About this task:
All of the records below must be output exactly, with no pictures carried over.

(Collected data entries)
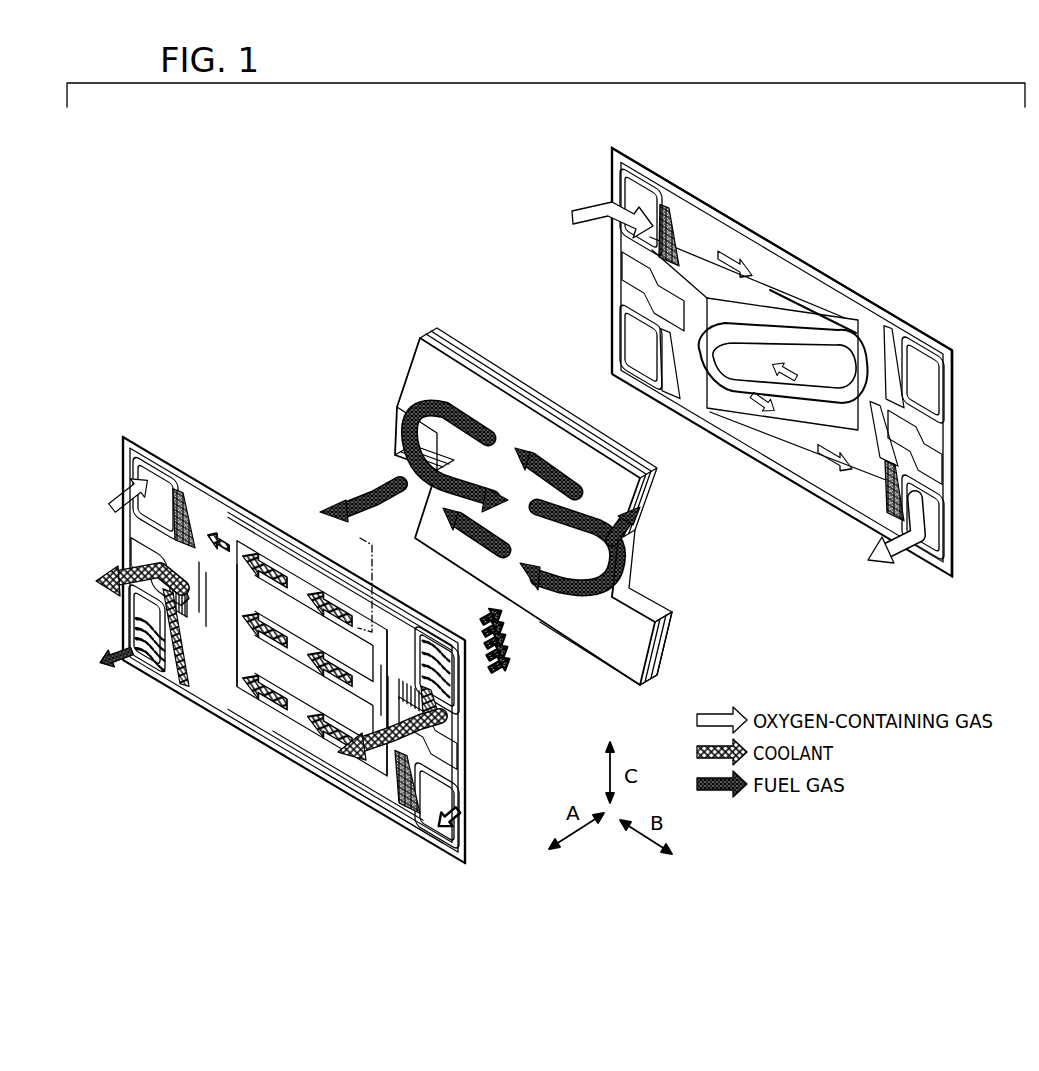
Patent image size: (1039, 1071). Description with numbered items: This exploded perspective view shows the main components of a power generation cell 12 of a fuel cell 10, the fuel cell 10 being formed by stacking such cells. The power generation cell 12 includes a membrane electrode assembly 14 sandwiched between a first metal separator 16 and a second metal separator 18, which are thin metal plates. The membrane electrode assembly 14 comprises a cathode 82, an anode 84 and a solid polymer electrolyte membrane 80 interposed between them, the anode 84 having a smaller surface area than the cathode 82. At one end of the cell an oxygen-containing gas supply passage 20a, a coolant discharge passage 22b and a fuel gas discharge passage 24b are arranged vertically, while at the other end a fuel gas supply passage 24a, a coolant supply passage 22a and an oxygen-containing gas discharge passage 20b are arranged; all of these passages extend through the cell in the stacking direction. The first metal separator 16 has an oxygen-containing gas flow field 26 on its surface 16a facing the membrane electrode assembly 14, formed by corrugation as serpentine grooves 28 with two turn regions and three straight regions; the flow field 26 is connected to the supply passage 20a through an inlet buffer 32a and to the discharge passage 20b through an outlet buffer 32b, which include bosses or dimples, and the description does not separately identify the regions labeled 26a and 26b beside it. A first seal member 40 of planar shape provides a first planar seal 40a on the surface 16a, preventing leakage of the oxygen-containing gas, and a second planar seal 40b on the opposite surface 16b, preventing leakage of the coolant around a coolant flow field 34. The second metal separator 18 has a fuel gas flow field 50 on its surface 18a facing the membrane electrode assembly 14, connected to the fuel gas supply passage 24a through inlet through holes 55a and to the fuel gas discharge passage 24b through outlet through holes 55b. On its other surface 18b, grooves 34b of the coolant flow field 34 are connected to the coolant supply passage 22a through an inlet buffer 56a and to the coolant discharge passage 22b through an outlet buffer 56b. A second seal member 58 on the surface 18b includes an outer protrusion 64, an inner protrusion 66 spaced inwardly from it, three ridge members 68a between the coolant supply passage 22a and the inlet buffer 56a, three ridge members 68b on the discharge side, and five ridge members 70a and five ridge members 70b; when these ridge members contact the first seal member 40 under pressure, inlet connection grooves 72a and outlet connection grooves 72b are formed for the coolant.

The fuel cell 10 is at (546, 161).
The power generation cell 12 is at (312, 239).
The membrane electrode assembly 14 is at (432, 340).
The first metal separator 16 is at (609, 146).
The surface 16a is at (744, 455).
The surface 16b is at (786, 480).
The second metal separator 18 is at (121, 434).
The surface 18a is at (278, 756).
The surface 18b is at (239, 733).
The oxygen-containing gas supply passage 20a is at (620, 196).
The oxygen-containing gas discharge passage 20b is at (935, 526).
The coolant supply passage 22a is at (940, 456).
The coolant discharge passage 22b is at (632, 270).
The fuel gas supply passage 24a is at (936, 404).
The fuel gas discharge passage 24b is at (630, 334).
The oxygen-containing gas flow field 26 is at (851, 322).
The inlet connection channel 26a is at (900, 420).
The outlet connection channel 26b is at (656, 330).
The grooves 28 is at (812, 300).
The inlet buffer 32a is at (668, 224).
The outlet buffer 32b is at (906, 482).
The coolant flow field 34 is at (235, 670).
The grooves 34b is at (292, 582).
The first seal member 40 is at (786, 266).
The first planar seal 40a is at (914, 328).
The second planar seal 40b is at (950, 346).
The fuel gas flow field 50 is at (378, 606).
The inlet through holes 55a is at (420, 632).
The outlet through holes 55b is at (182, 692).
The inlet buffer 56a is at (396, 815).
The outlet buffer 56b is at (176, 490).
The second seal member 58 is at (248, 516).
The outer protrusion 64 is at (336, 784).
The inner protrusion 66 is at (374, 805).
The ridge members 68a is at (402, 694).
The ridge members 68b is at (190, 552).
The ridge members 70a is at (446, 714).
The ridge members 70b is at (178, 640).
The inlet connection grooves 72a is at (358, 752).
The outlet connection grooves 72b is at (100, 579).
The solid polymer electrolyte membrane 80 is at (675, 620).
The cathode 82 is at (636, 576).
The anode 84 is at (628, 640).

Written solution:
Patent image size: (1039, 1071). Description with numbered items: This exploded perspective view shows the main components of a power generation cell 12 of a fuel cell 10, the fuel cell 10 being formed by stacking such cells. The power generation cell 12 includes a membrane electrode assembly 14 sandwiched between a first metal separator 16 and a second metal separator 18, which are thin metal plates. The membrane electrode assembly 14 comprises a cathode 82, an anode 84 and a solid polymer electrolyte membrane 80 interposed between them, the anode 84 having a smaller surface area than the cathode 82. At one end of the cell an oxygen-containing gas supply passage 20a, a coolant discharge passage 22b and a fuel gas discharge passage 24b are arranged vertically, while at the other end a fuel gas supply passage 24a, a coolant supply passage 22a and an oxygen-containing gas discharge passage 20b are arranged; all of these passages extend through the cell in the stacking direction. The first metal separator 16 has an oxygen-containing gas flow field 26 on its surface 16a facing the membrane electrode assembly 14, formed by corrugation as serpentine grooves 28 with two turn regions and three straight regions; the flow field 26 is connected to the supply passage 20a through an inlet buffer 32a and to the discharge passage 20b through an outlet buffer 32b, which include bosses or dimples, and the description does not separately identify the regions labeled 26a and 26b beside it. A first seal member 40 of planar shape provides a first planar seal 40a on the surface 16a, preventing leakage of the oxygen-containing gas, and a second planar seal 40b on the opposite surface 16b, preventing leakage of the coolant around a coolant flow field 34. The second metal separator 18 has a fuel gas flow field 50 on its surface 18a facing the membrane electrode assembly 14, connected to the fuel gas supply passage 24a through inlet through holes 55a and to the fuel gas discharge passage 24b through outlet through holes 55b. On its other surface 18b, grooves 34b of the coolant flow field 34 are connected to the coolant supply passage 22a through an inlet buffer 56a and to the coolant discharge passage 22b through an outlet buffer 56b. A second seal member 58 on the surface 18b includes an outer protrusion 64, an inner protrusion 66 spaced inwardly from it, three ridge members 68a between the coolant supply passage 22a and the inlet buffer 56a, three ridge members 68b on the discharge side, and five ridge members 70a and five ridge members 70b; when these ridge members contact the first seal member 40 under pressure, inlet connection grooves 72a and outlet connection grooves 72b are formed for the coolant.

The fuel cell 10 is at (546, 161).
The power generation cell 12 is at (312, 239).
The membrane electrode assembly 14 is at (432, 340).
The first metal separator 16 is at (609, 146).
The surface 16a is at (744, 455).
The surface 16b is at (786, 480).
The second metal separator 18 is at (121, 434).
The surface 18a is at (278, 756).
The surface 18b is at (239, 733).
The oxygen-containing gas supply passage 20a is at (620, 196).
The oxygen-containing gas discharge passage 20b is at (935, 526).
The coolant supply passage 22a is at (940, 456).
The coolant discharge passage 22b is at (632, 270).
The fuel gas supply passage 24a is at (936, 404).
The fuel gas discharge passage 24b is at (630, 334).
The oxygen-containing gas flow field 26 is at (851, 322).
The inlet connection channel 26a is at (900, 420).
The outlet connection channel 26b is at (656, 330).
The grooves 28 is at (812, 300).
The inlet buffer 32a is at (668, 224).
The outlet buffer 32b is at (906, 482).
The coolant flow field 34 is at (235, 670).
The grooves 34b is at (292, 582).
The first seal member 40 is at (786, 266).
The first planar seal 40a is at (914, 328).
The second planar seal 40b is at (950, 346).
The fuel gas flow field 50 is at (378, 606).
The inlet through holes 55a is at (420, 632).
The outlet through holes 55b is at (182, 692).
The inlet buffer 56a is at (396, 815).
The outlet buffer 56b is at (176, 490).
The second seal member 58 is at (248, 516).
The outer protrusion 64 is at (336, 784).
The inner protrusion 66 is at (374, 805).
The ridge members 68a is at (402, 694).
The ridge members 68b is at (190, 552).
The ridge members 70a is at (446, 714).
The ridge members 70b is at (178, 640).
The inlet connection grooves 72a is at (358, 752).
The outlet connection grooves 72b is at (100, 579).
The solid polymer electrolyte membrane 80 is at (675, 620).
The cathode 82 is at (636, 576).
The anode 84 is at (628, 640).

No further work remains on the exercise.